> **GIVEN PROBLEM**: Lines containing "presente" are to be counted. Give the number and nothing more.

%%

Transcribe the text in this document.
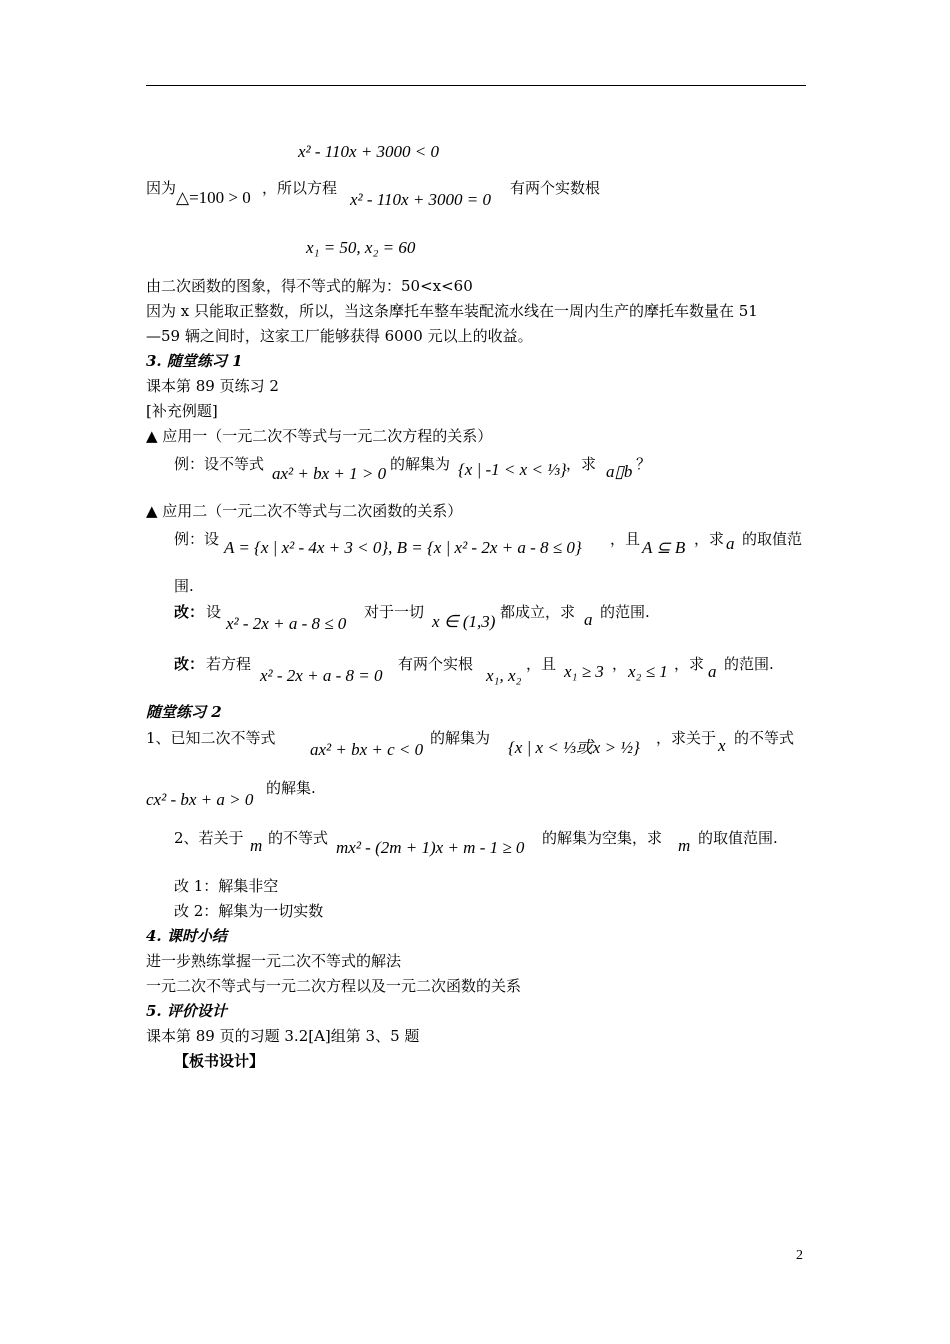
x² - 110x + 3000 < 0
因为 △=100 > 0 ，所以方程
x² - 110x + 3000 = 0
有两个实数根
x₁ = 50, x₂ = 60
由二次函数的图象，得不等式的解为：50<x<60
因为 x 只能取正整数，所以，当这条摩托车整车装配流水线在一周内生产的摩托车数量在 51
—59 辆之间时，这家工厂能够获得 6000 元以上的收益。
3. 随堂练习 1
课本第 89 页练习 2
[补充例题]
▲ 应用一（一元二次不等式与一元二次方程的关系）
例：设不等式 ax² + bx + 1 > 0 的解集为 {x | -1 < x < ⅓} ，求 a▯b ？
▲ 应用二（一元二次不等式与二次函数的关系）
例：设 A = {x | x² - 4x + 3 < 0}, B = {x | x² - 2x + a - 8 ≤ 0} ，且 A ⊆ B ，求 a 的取值范
围.
改： 设
x² - 2x + a - 8 ≤ 0
对于一切 x ∈ (1,3) 都成立，求 a 的范围.
改： 若方程
x² - 2x + a - 8 = 0
有两个实根
x₁, x₂
，且 x₁ ≥ 3 ， x₂ ≤ 1 ，求 a 的范围.
随堂练习 2
1、已知二次不等式
ax² + bx + c < 0
的解集为 {x | x < ⅓或x > ½} ，求关于 x 的不等式
cx² - bx + a > 0
的解集.
2、若关于 m 的不等式 mx² - (2m + 1)x + m - 1 ≥ 0 的解集为空集，求 m 的取值范围.
改 1：解集非空
改 2：解集为一切实数
4. 课时小结
进一步熟练掌握一元二次不等式的解法
一元二次不等式与一元二次方程以及一元二次函数的关系
5. 评价设计
课本第 89 页的习题 3.2[A]组第 3、5 题
【板书设计】
2
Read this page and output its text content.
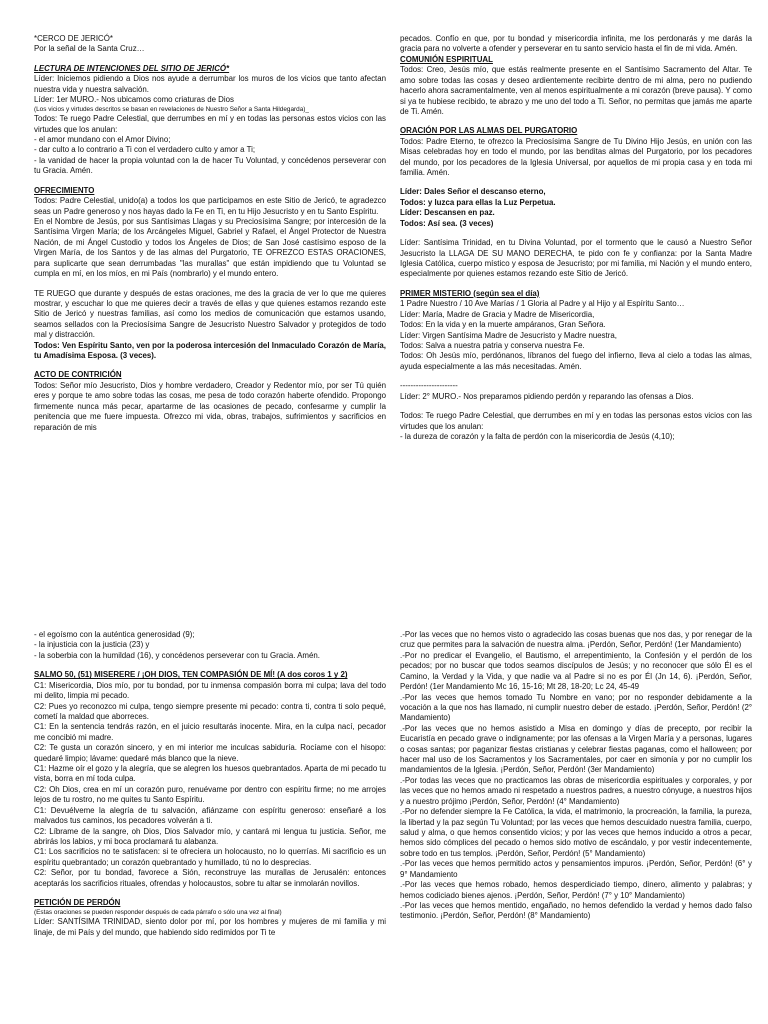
*CERCO DE JERICÓ*

Por la señal de la Santa Cruz…

LECTURA DE INTENCIONES DEL SITIO DE JERICÓ*

Líder: Iniciemos pidiendo a Dios nos ayude a derrumbar los muros de los vicios que tanto afectan nuestra vida y nuestra salvación.

Líder: 1er MURO.- Nos ubicamos como criaturas de Dios

(Los vicios y virtudes descritos se basan en revelaciones de Nuestro Señor a Santa Hildegarda)_

Todos: Te ruego Padre Celestial, que derrumbes en mí y en todas las personas estos vicios con las virtudes que los anulan:

- el amor mundano con el Amor Divino;

- dar culto a lo contrario a Ti con el verdadero culto y amor a Ti;

- la vanidad de hacer la propia voluntad con la de hacer Tu Voluntad, y concédenos perseverar con tu Gracia. Amén.

OFRECIMIENTO

Todos: Padre Celestial, unido(a) a todos los que participamos en este Sitio de Jericó, te agradezco seas un Padre generoso y nos hayas dado la Fe en Ti, en tu Hijo Jesucristo y en tu Santo Espíritu.

En el Nombre de Jesús, por sus Santísimas Llagas y su Preciosísima Sangre; por intercesión de la Santísima Virgen María; de los Arcángeles Miguel, Gabriel y Rafael, el Ángel Protector de Nuestra Nación, de mi Ángel Custodio y todos los Ángeles de Dios; de San José castísimo esposo de la Virgen María, de los Santos y de las almas del Purgatorio, TE OFREZCO ESTAS ORACIONES, para suplicarte que sean derrumbadas "las murallas" que están impidiendo que tu Voluntad se cumpla en mí, en los míos, en mi País (nombrarlo) y el mundo entero.

TE RUEGO que durante y después de estas oraciones, me des la gracia de ver lo que me quieres mostrar, y escuchar lo que me quieres decir a través de ellas y que quienes estamos rezando este Sitio de Jericó y nuestras familias, así como los medios de comunicación que estamos usando, seamos sellados con la Preciosísima Sangre de Jesucristo Nuestro Salvador y protegidos de todo mal y distracción.

Todos: Ven Espíritu Santo, ven por la poderosa intercesión del Inmaculado Corazón de María, tu Amadísima Esposa. (3 veces).

ACTO DE CONTRICIÓN

Todos: Señor mío Jesucristo, Dios y hombre verdadero, Creador y Redentor mío, por ser Tú quién eres y porque te amo sobre todas las cosas, me pesa de todo corazón haberte ofendido. Propongo firmemente nunca más pecar, apartarme de las ocasiones de pecado, confesarme y cumplir la penitencia que me fuere impuesta. Ofrezco mi vida, obras, trabajos, sufrimientos y sacrificios en reparación de mis

pecados. Confío en que, por tu bondad y misericordia infinita, me los perdonarás y me darás la gracia para no volverte a ofender y perseverar en tu santo servicio hasta el fin de mi vida. Amén.

COMUNIÓN ESPIRITUAL

Todos: Creo, Jesús mío, que estás realmente presente en el Santísimo Sacramento del Altar. Te amo sobre todas las cosas y deseo ardientemente recibirte dentro de mi alma, pero no pudiendo hacerlo ahora sacramentalmente, ven al menos espiritualmente a mi corazón (breve pausa). Y como si ya te hubiese recibido, te abrazo y me uno del todo a Ti. Señor, no permitas que jamás me aparte de Ti. Amén.

ORACIÓN POR LAS ALMAS DEL PURGATORIO

Todos: Padre Eterno, te ofrezco la Preciosísima Sangre de Tu Divino Hijo Jesús, en unión con las Misas celebradas hoy en todo el mundo, por las benditas almas del Purgatorio, por los pecadores del mundo, por los pecadores de la Iglesia Universal, por aquellos de mi propia casa y en toda mi familia. Amén.

Líder: Dales Señor el descanso eterno,

Todos: y luzca para ellas la Luz Perpetua.

Líder: Descansen en paz.

Todos: Así sea. (3 veces)

Líder: Santísima Trinidad, en tu Divina Voluntad, por el tormento que le causó a Nuestro Señor Jesucristo la LLAGA DE SU MANO DERECHA, te pido con fe y confianza: por la Santa Madre Iglesia Católica, cuerpo místico y esposa de Jesucristo; por mi familia, mi Nación y el mundo entero, especialmente por quienes estamos rezando este Sitio de Jericó.

PRIMER MISTERIO (según sea el día)

1 Padre Nuestro / 10 Ave Marías / 1 Gloria al Padre y al Hijo y al Espíritu Santo…

Líder: María, Madre de Gracia y Madre de Misericordia,

Todos: En la vida y en la muerte ampáranos, Gran Señora.

Líder: Virgen Santísima Madre de Jesucristo y Madre nuestra,

Todos: Salva a nuestra patria y conserva nuestra Fe.

Todos: Oh Jesús mío, perdónanos, líbranos del fuego del infierno, lleva al cielo a todas las almas, ayuda especialmente a las más necesitadas. Amén.

----------------------

Líder: 2° MURO.- Nos preparamos pidiendo perdón y reparando las ofensas a Dios.

Todos: Te ruego Padre Celestial, que derrumbes en mí y en todas las personas estos vicios con las virtudes que los anulan:

- la dureza de corazón y la falta de perdón con la misericordia de Jesús (4,10);

- el egoísmo con la auténtica generosidad (9);

- la injusticia con la justicia (23) y

- la soberbia con la humildad (16), y concédenos perseverar con tu Gracia. Amén.

SALMO 50, (51) MISERERE / ¡OH DIOS, TEN COMPASIÓN DE MÍ! (A dos coros 1 y 2)

C1: Misericordia, Dios mío, por tu bondad, por tu inmensa compasión borra mi culpa; lava del todo mi delito, limpia mi pecado.

C2: Pues yo reconozco mi culpa, tengo siempre presente mi pecado: contra ti, contra ti solo pequé, cometí la maldad que aborreces.

C1: En la sentencia tendrás razón, en el juicio resultarás inocente. Mira, en la culpa nací, pecador me concibió mi madre.

C2: Te gusta un corazón sincero, y en mi interior me inculcas sabiduría. Rocíame con el hisopo: quedaré limpio; lávame: quedaré más blanco que la nieve.

C1: Hazme oír el gozo y la alegría, que se alegren los huesos quebrantados. Aparta de mi pecado tu vista, borra en mí toda culpa.

C2: Oh Dios, crea en mí un corazón puro, renuévame por dentro con espíritu firme; no me arrojes lejos de tu rostro, no me quites tu Santo Espíritu.

C1: Devuélveme la alegría de tu salvación, afiánzame con espíritu generoso: enseñaré a los malvados tus caminos, los pecadores volverán a ti.

C2: Líbrame de la sangre, oh Dios, Dios Salvador mío, y cantará mi lengua tu justicia. Señor, me abrirás los labios, y mi boca proclamará tu alabanza.

C1: Los sacrificios no te satisfacen: si te ofreciera un holocausto, no lo querrías. Mi sacrificio es un espíritu quebrantado; un corazón quebrantado y humillado, tú no lo desprecias.

C2: Señor, por tu bondad, favorece a Sión, reconstruye las murallas de Jerusalén: entonces aceptarás los sacrificios rituales, ofrendas y holocaustos, sobre tu altar se inmolarán novillos.

PETICIÓN DE PERDÓN

(Estas oraciones se pueden responder después de cada párrafo o sólo una vez al final)

Líder: SANTÍSIMA TRINIDAD, siento dolor por mí, por los hombres y mujeres de mi familia y mi linaje, de mi País y del mundo, que habiendo sido redimidos por Ti te

.-Por las veces que no hemos visto o agradecido las cosas buenas que nos das, y por renegar de la cruz que permites para la salvación de nuestra alma. ¡Perdón, Señor, Perdón! (1er Mandamiento)

.-Por no predicar el Evangelio, el Bautismo, el arrepentimiento, la Confesión y el perdón de los pecados; por no buscar que todos seamos discípulos de Jesús; y no reconocer que sólo Él es el Camino, la Verdad y la Vida, y que nadie va al Padre si no es por Él (Jn 14, 6). ¡Perdón, Señor, Perdón! (1er Mandamiento Mc 16, 15-16; Mt 28, 18-20; Lc 24, 45-49

.-Por las veces que hemos tomado Tu Nombre en vano; por no responder debidamente a la vocación a la que nos has llamado, ni cumplir nuestro deber de estado. ¡Perdón, Señor, Perdón! (2° Mandamiento)

.-Por las veces que no hemos asistido a Misa en domingo y días de precepto, por recibir la Eucaristía en pecado grave o indignamente; por las ofensas a la Virgen María y a personas, lugares o cosas santas; por paganizar fiestas cristianas y celebrar fiestas paganas, como el halloween; por hacer mal uso de los Sacramentos y los Sacramentales, por caer en simonía y por no cumplir los mandamientos de la Iglesia. ¡Perdón, Señor, Perdón! (3er Mandamiento)

.-Por todas las veces que no practicamos las obras de misericordia espirituales y corporales, y por las veces que no hemos amado ni respetado a nuestros padres, a nuestro cónyuge, a nuestros hijos y a nuestro prójimo ¡Perdón, Señor, Perdón! (4° Mandamiento)

.-Por no defender siempre la Fe Católica, la vida, el matrimonio, la procreación, la familia, la pureza, la libertad y la paz según Tu Voluntad; por las veces que hemos descuidado nuestra familia, cuerpo, salud y alma, o que hemos consentido vicios; y por las veces que hemos inducido a otros a pecar, hemos sido cómplices del pecado o hemos sido motivo de escándalo, y por vestir indecentemente, sobre todo en tus templos. ¡Perdón, Señor, Perdón! (5° Mandamiento)

.-Por las veces que hemos permitido actos y pensamientos impuros. ¡Perdón, Señor, Perdón! (6° y 9° Mandamiento

.-Por las veces que hemos robado, hemos desperdiciado tiempo, dinero, alimento y palabras; y hemos codiciado bienes ajenos. ¡Perdón, Señor, Perdón! (7° y 10° Mandamiento)

.-Por las veces que hemos mentido, engañado, no hemos defendido la verdad y hemos dado falso testimonio. ¡Perdón, Señor, Perdón! (8° Mandamiento)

%%

> **ANSWER TO THIS EXERCISE**: 2